— BEGIN Records supplied —

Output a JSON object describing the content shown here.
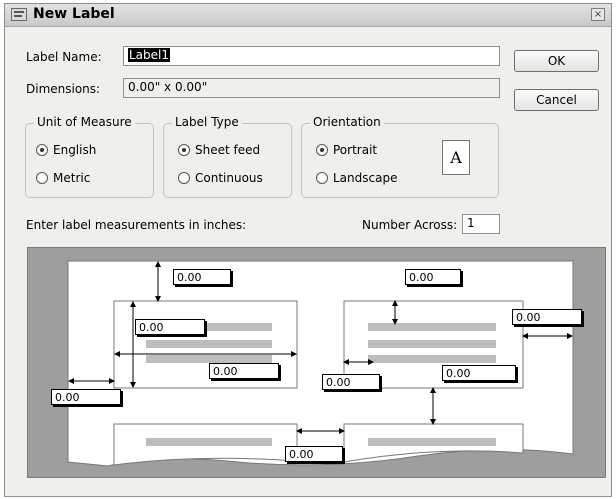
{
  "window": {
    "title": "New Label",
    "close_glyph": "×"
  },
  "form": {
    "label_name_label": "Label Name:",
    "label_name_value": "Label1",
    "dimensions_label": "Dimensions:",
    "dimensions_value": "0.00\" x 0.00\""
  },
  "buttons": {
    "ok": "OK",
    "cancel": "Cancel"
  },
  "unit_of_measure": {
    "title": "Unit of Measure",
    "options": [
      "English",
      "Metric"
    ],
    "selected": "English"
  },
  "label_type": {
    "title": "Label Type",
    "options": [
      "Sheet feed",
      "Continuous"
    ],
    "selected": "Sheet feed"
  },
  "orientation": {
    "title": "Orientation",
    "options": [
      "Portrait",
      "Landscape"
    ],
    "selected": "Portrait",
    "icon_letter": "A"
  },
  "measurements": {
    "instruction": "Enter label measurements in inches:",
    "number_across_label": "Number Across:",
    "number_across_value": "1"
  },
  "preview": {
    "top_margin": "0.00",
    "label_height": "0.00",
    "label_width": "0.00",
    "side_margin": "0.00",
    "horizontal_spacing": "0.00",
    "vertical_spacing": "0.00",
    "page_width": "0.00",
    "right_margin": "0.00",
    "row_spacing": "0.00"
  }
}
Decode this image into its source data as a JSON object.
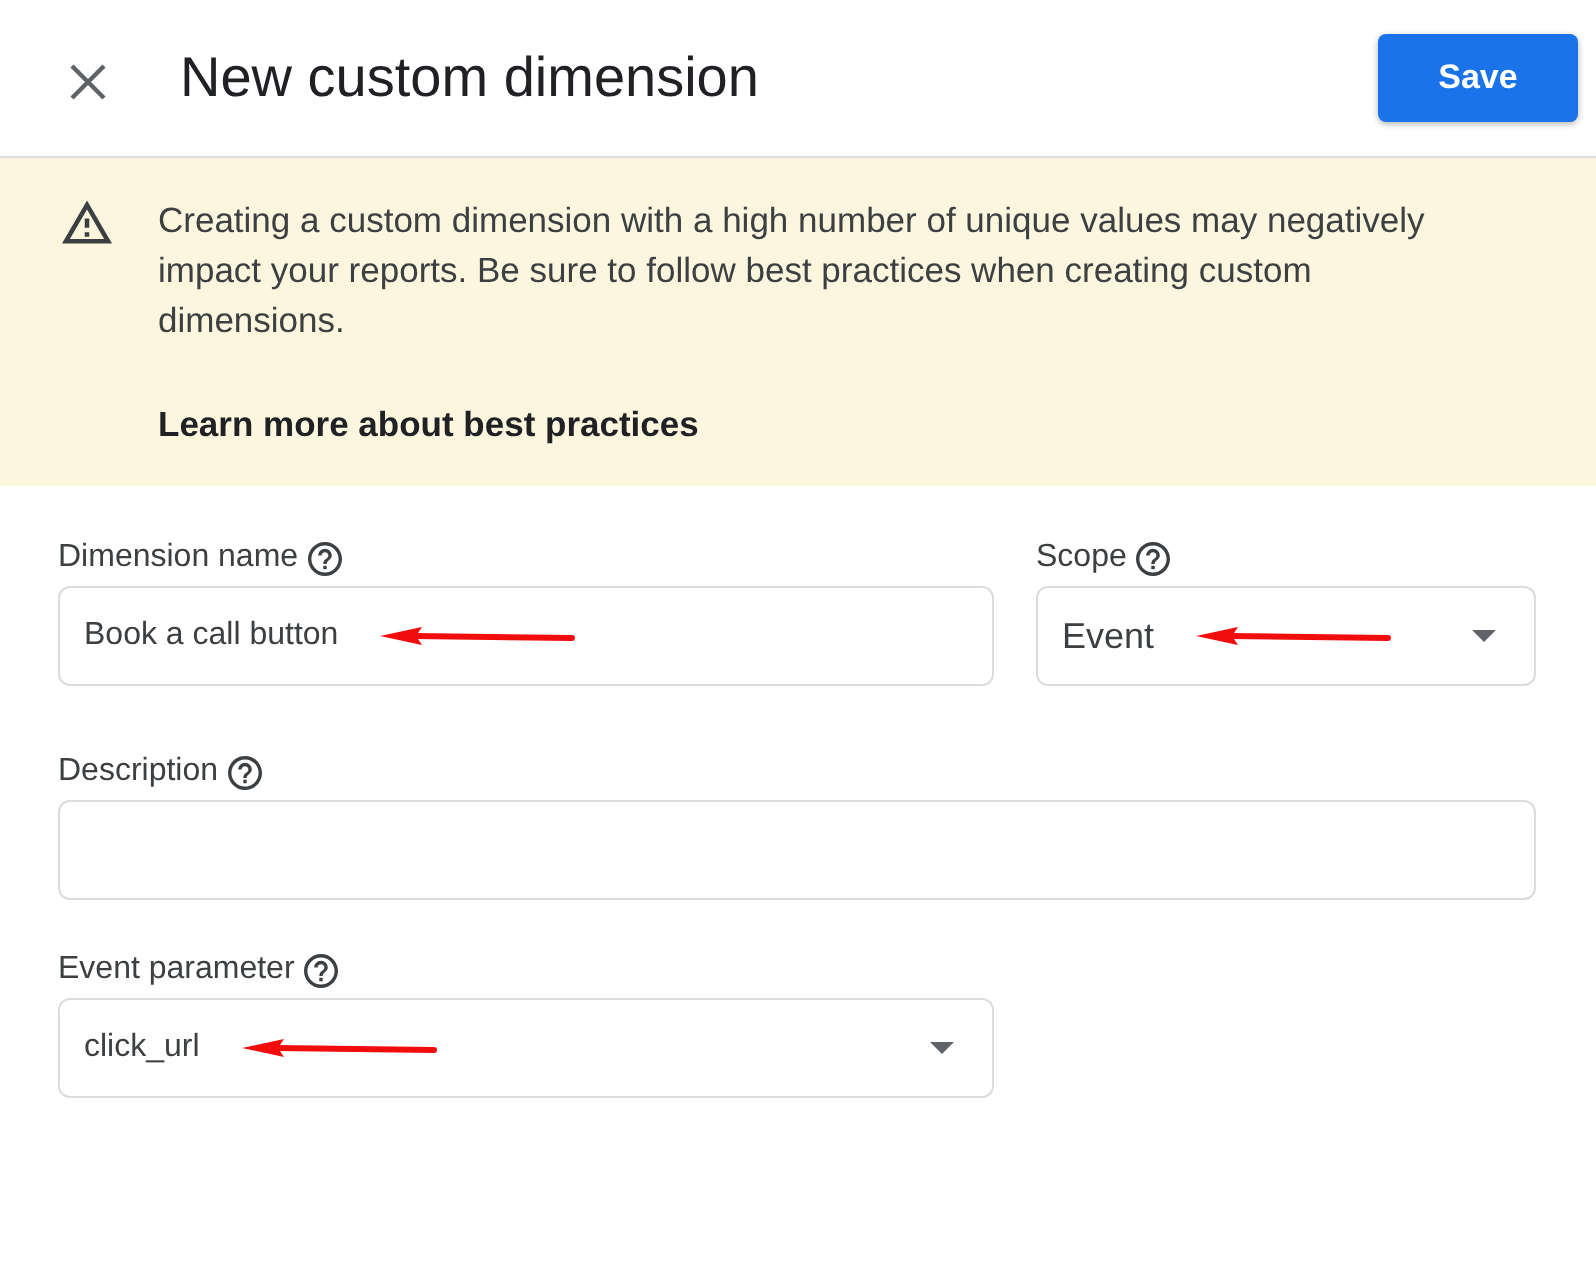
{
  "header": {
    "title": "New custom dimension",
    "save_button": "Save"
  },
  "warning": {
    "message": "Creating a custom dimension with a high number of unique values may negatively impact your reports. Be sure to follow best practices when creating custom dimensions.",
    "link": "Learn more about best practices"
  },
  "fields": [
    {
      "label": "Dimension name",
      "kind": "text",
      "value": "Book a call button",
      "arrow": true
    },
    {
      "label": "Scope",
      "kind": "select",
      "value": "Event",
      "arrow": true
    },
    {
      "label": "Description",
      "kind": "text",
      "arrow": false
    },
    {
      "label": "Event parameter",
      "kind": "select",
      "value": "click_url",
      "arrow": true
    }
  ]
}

— END Records supplied —

Exercise
Output the data above without changes, apart from leaving out the pictures.

Completed task
Output a JSON object describing the content shown here.
{
  "window": {
    "title": "New Label",
    "close_glyph": "×"
  },
  "form": {
    "label_name_label": "Label Name:",
    "label_name_value": "Label1",
    "dimensions_label": "Dimensions:",
    "dimensions_value": "0.00\" x 0.00\""
  },
  "buttons": {
    "ok": "OK",
    "cancel": "Cancel"
  },
  "unit_of_measure": {
    "title": "Unit of Measure",
    "options": [
      "English",
      "Metric"
    ],
    "selected": "English"
  },
  "label_type": {
    "title": "Label Type",
    "options": [
      "Sheet feed",
      "Continuous"
    ],
    "selected": "Sheet feed"
  },
  "orientation": {
    "title": "Orientation",
    "options": [
      "Portrait",
      "Landscape"
    ],
    "selected": "Portrait",
    "icon_letter": "A"
  },
  "measurements": {
    "instruction": "Enter label measurements in inches:",
    "number_across_label": "Number Across:",
    "number_across_value": "1"
  },
  "preview": {
    "top_margin": "0.00",
    "label_height": "0.00",
    "label_width": "0.00",
    "side_margin": "0.00",
    "horizontal_spacing": "0.00",
    "vertical_spacing": "0.00",
    "page_width": "0.00",
    "right_margin": "0.00",
    "row_spacing": "0.00"
  }
}
Decode this image into its source data as a JSON object.
{
  "header": {
    "title": "New custom dimension",
    "save_button": "Save"
  },
  "warning": {
    "message": "Creating a custom dimension with a high number of unique values may negatively impact your reports. Be sure to follow best practices when creating custom dimensions.",
    "link": "Learn more about best practices"
  },
  "fields": [
    {
      "label": "Dimension name",
      "kind": "text",
      "value": "Book a call button",
      "arrow": true
    },
    {
      "label": "Scope",
      "kind": "select",
      "value": "Event",
      "arrow": true
    },
    {
      "label": "Description",
      "kind": "text",
      "arrow": false
    },
    {
      "label": "Event parameter",
      "kind": "select",
      "value": "click_url",
      "arrow": true
    }
  ]
}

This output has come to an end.